Some records:
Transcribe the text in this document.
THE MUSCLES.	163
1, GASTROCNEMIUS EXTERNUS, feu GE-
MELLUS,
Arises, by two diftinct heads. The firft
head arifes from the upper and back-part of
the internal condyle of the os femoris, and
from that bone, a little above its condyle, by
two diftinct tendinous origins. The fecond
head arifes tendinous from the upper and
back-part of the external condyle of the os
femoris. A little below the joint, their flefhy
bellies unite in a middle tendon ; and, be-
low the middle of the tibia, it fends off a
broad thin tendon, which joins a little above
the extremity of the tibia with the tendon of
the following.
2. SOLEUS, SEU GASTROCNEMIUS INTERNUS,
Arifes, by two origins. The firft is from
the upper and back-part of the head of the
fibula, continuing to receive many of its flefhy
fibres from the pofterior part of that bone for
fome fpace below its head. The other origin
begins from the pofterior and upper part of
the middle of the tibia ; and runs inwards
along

STATED GOAL: Tally the lines of the records holding the word "tendinous", then state only the tally.

RESULT FOR THIS TASK: 2